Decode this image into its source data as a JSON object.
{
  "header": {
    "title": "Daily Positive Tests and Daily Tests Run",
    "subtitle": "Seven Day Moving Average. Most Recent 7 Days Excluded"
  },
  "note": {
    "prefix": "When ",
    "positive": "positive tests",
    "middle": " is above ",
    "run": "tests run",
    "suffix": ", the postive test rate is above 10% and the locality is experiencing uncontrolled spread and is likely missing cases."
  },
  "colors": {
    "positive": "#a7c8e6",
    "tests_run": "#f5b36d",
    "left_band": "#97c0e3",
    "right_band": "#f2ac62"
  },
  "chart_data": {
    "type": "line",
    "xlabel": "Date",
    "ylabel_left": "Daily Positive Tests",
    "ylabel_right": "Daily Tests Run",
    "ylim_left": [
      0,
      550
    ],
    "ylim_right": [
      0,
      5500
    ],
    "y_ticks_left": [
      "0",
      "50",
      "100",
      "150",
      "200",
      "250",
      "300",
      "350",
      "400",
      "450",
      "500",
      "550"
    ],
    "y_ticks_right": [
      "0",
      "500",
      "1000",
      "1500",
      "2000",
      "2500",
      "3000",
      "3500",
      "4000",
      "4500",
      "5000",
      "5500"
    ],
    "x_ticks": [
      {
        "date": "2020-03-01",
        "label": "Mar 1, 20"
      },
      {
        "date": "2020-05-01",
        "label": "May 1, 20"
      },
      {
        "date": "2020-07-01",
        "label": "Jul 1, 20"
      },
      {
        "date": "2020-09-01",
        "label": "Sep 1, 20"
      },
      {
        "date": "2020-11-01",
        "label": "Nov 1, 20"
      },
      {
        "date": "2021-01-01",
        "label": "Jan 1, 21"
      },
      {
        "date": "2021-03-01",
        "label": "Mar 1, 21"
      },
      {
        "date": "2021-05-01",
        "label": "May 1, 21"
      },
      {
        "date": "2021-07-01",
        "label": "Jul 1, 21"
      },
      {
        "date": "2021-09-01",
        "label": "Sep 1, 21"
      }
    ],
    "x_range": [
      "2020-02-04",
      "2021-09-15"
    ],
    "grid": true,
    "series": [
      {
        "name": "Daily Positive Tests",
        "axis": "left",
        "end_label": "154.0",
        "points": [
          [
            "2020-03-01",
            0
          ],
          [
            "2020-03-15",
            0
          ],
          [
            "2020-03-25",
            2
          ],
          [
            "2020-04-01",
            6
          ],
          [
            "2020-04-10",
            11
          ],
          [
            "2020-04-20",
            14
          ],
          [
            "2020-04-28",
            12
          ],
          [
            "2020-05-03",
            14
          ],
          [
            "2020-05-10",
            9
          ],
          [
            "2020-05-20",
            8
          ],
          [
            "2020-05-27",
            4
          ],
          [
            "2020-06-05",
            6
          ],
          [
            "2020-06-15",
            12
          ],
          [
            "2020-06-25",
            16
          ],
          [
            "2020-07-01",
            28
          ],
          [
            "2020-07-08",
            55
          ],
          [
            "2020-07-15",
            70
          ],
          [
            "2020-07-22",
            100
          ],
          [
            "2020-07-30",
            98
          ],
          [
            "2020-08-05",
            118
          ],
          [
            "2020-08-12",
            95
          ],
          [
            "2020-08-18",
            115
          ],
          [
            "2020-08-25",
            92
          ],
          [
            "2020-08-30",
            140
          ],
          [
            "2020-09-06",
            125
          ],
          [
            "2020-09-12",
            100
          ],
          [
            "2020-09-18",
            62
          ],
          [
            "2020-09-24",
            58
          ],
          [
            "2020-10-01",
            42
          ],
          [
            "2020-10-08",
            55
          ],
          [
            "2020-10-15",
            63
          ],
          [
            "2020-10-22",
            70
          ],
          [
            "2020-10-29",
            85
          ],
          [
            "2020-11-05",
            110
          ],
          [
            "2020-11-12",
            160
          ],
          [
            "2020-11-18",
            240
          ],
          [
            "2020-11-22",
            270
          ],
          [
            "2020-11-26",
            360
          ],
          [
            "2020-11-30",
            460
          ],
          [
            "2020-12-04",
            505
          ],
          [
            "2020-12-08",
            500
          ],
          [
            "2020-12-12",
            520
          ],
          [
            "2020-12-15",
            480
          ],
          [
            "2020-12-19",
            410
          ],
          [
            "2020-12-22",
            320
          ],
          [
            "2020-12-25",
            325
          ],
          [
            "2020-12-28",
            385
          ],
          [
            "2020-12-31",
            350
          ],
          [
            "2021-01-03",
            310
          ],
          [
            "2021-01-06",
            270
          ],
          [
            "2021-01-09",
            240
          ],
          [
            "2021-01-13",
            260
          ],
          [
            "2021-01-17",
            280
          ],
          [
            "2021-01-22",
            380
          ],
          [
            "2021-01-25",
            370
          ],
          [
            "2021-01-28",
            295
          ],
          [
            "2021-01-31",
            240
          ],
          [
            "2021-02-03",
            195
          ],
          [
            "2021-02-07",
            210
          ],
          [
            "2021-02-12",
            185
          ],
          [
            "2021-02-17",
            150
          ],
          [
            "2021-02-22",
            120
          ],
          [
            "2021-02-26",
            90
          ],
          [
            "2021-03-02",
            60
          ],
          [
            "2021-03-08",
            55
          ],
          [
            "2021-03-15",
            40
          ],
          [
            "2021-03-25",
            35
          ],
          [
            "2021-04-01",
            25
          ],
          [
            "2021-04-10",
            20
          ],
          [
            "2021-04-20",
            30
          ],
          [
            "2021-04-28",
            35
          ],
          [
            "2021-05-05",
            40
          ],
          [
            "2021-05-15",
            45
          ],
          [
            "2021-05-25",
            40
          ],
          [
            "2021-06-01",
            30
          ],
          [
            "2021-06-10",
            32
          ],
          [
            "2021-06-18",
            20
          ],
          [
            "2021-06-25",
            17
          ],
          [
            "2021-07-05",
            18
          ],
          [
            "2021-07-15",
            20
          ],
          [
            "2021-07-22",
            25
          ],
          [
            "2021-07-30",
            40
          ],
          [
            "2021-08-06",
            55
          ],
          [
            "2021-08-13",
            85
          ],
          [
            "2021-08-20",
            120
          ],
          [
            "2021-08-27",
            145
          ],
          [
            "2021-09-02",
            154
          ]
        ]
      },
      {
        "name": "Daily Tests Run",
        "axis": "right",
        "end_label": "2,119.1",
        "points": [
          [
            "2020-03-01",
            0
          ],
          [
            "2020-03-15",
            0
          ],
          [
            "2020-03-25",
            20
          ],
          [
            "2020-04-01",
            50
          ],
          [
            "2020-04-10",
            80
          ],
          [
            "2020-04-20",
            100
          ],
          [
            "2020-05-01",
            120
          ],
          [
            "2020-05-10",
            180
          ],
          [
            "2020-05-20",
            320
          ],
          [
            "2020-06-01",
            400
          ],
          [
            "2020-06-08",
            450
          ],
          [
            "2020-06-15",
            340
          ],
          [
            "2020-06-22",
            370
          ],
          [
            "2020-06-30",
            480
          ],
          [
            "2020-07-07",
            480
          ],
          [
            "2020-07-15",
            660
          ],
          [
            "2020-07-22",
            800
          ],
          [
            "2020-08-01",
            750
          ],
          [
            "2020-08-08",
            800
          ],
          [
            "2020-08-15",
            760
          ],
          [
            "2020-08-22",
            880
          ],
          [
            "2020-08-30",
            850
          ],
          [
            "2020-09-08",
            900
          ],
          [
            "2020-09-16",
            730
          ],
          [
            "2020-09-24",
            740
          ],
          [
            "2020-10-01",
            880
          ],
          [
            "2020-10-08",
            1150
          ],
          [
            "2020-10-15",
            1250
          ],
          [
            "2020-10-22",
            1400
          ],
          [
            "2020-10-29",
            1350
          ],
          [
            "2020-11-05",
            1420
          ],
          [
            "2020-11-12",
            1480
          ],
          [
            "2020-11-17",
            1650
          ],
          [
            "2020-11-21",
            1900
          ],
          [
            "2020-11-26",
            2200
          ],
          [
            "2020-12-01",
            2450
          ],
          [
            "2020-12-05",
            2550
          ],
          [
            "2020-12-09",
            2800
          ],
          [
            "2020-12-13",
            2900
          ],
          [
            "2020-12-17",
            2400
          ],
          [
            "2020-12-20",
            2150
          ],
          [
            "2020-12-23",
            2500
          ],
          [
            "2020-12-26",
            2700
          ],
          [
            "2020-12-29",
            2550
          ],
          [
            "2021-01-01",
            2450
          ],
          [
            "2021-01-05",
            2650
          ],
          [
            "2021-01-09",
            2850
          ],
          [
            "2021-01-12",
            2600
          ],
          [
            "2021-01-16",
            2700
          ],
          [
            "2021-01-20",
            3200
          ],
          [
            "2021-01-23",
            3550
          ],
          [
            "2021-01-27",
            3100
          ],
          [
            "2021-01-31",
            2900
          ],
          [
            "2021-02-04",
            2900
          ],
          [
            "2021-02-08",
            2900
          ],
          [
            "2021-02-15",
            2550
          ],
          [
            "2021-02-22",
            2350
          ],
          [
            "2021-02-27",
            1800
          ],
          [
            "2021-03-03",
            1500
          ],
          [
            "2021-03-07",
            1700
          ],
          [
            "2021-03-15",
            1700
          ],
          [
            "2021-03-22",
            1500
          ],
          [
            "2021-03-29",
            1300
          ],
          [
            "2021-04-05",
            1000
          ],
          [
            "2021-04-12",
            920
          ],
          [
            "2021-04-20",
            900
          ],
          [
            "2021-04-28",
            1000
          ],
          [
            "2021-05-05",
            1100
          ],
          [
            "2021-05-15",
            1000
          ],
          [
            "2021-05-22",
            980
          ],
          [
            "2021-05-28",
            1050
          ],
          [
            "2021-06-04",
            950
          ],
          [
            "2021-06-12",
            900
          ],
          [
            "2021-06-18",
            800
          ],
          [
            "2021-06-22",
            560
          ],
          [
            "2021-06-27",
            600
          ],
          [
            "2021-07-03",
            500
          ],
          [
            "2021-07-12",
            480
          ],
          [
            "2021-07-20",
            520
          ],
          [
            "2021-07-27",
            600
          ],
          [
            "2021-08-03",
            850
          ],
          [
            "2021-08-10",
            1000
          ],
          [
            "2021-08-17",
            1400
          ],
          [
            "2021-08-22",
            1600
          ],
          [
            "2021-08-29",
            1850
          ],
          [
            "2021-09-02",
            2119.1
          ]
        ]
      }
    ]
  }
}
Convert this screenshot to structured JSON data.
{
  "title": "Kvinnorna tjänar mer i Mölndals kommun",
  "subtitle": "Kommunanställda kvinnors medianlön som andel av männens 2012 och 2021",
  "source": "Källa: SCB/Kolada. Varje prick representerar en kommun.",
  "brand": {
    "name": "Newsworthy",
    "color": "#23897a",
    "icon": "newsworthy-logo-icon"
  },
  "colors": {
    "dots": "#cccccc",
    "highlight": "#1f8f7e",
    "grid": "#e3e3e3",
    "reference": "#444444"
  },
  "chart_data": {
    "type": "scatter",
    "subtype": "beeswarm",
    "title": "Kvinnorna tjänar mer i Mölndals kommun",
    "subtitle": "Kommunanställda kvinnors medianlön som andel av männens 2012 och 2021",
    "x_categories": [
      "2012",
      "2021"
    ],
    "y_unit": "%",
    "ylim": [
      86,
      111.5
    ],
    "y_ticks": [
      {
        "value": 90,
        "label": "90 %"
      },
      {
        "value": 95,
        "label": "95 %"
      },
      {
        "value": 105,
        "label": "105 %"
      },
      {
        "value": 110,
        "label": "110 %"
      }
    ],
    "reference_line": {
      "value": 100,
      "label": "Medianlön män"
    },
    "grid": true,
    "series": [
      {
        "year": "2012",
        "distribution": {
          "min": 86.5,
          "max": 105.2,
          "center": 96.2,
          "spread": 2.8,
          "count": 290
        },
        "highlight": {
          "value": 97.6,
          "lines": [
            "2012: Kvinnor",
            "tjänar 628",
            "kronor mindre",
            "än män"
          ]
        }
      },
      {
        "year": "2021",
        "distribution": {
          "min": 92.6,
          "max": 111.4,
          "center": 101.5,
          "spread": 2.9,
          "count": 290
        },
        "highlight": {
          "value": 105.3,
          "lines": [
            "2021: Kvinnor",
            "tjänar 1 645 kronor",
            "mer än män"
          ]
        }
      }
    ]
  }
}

•••••

### Required work
Scan the records above for the string "spread", then report every line that contains it.

### The answer
    "suffix": ", the postive test rate is above 10% and the locality is experiencing uncontrolled spread and is likely missing cases."
          "spread": 2.8,
          "spread": 2.9,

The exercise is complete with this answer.